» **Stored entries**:
········
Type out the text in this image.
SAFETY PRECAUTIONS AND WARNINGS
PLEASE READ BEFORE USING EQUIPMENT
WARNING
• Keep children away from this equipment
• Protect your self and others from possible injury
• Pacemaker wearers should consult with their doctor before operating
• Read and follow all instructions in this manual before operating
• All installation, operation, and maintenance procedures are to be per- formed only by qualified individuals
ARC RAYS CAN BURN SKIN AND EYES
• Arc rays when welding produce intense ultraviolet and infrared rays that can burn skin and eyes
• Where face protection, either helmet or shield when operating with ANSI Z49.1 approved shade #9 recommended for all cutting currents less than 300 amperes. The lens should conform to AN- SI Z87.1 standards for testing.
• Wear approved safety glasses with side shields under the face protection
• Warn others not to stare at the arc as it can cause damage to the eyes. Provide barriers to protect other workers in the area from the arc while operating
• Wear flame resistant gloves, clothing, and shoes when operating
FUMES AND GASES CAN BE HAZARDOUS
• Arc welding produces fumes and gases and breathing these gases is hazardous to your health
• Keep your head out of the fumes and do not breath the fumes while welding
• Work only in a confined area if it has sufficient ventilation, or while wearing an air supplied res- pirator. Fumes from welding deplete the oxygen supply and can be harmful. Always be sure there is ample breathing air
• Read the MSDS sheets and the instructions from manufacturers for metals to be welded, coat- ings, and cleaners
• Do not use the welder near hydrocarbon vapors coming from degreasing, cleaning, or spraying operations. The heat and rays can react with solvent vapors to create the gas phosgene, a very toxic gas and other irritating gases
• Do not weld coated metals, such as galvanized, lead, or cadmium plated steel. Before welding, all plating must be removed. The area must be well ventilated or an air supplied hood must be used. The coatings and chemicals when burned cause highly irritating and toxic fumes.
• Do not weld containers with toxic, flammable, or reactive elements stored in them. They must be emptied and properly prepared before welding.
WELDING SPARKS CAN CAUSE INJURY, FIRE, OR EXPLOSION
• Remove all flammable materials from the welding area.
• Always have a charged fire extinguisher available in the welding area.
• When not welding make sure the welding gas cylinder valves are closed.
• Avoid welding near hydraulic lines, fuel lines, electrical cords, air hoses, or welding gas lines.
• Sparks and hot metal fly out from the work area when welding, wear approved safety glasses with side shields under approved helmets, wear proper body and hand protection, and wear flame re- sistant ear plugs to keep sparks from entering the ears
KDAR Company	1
········
» **WORK TO COMPLETE**: Give all of the entries again, word for word.

» **OUTPUT**:
Type out the text in this image.
SAFETY PRECAUTIONS AND WARNINGS
PLEASE READ BEFORE USING EQUIPMENT
WARNING
• Keep children away from this equipment
• Protect your self and others from possible injury
• Pacemaker wearers should consult with their doctor before operating
• Read and follow all instructions in this manual before operating
• All installation, operation, and maintenance procedures are to be per- formed only by qualified individuals
ARC RAYS CAN BURN SKIN AND EYES
• Arc rays when welding produce intense ultraviolet and infrared rays that can burn skin and eyes
• Where face protection, either helmet or shield when operating with ANSI Z49.1 approved shade #9 recommended for all cutting currents less than 300 amperes. The lens should conform to AN- SI Z87.1 standards for testing.
• Wear approved safety glasses with side shields under the face protection
• Warn others not to stare at the arc as it can cause damage to the eyes. Provide barriers to protect other workers in the area from the arc while operating
• Wear flame resistant gloves, clothing, and shoes when operating
FUMES AND GASES CAN BE HAZARDOUS
• Arc welding produces fumes and gases and breathing these gases is hazardous to your health
• Keep your head out of the fumes and do not breath the fumes while welding
• Work only in a confined area if it has sufficient ventilation, or while wearing an air supplied res- pirator. Fumes from welding deplete the oxygen supply and can be harmful. Always be sure there is ample breathing air
• Read the MSDS sheets and the instructions from manufacturers for metals to be welded, coat- ings, and cleaners
• Do not use the welder near hydrocarbon vapors coming from degreasing, cleaning, or spraying operations. The heat and rays can react with solvent vapors to create the gas phosgene, a very toxic gas and other irritating gases
• Do not weld coated metals, such as galvanized, lead, or cadmium plated steel. Before welding, all plating must be removed. The area must be well ventilated or an air supplied hood must be used. The coatings and chemicals when burned cause highly irritating and toxic fumes.
• Do not weld containers with toxic, flammable, or reactive elements stored in them. They must be emptied and properly prepared before welding.
WELDING SPARKS CAN CAUSE INJURY, FIRE, OR EXPLOSION
• Remove all flammable materials from the welding area.
• Always have a charged fire extinguisher available in the welding area.
• When not welding make sure the welding gas cylinder valves are closed.
• Avoid welding near hydraulic lines, fuel lines, electrical cords, air hoses, or welding gas lines.
• Sparks and hot metal fly out from the work area when welding, wear approved safety glasses with side shields under approved helmets, wear proper body and hand protection, and wear flame re- sistant ear plugs to keep sparks from entering the ears
KDAR Company	1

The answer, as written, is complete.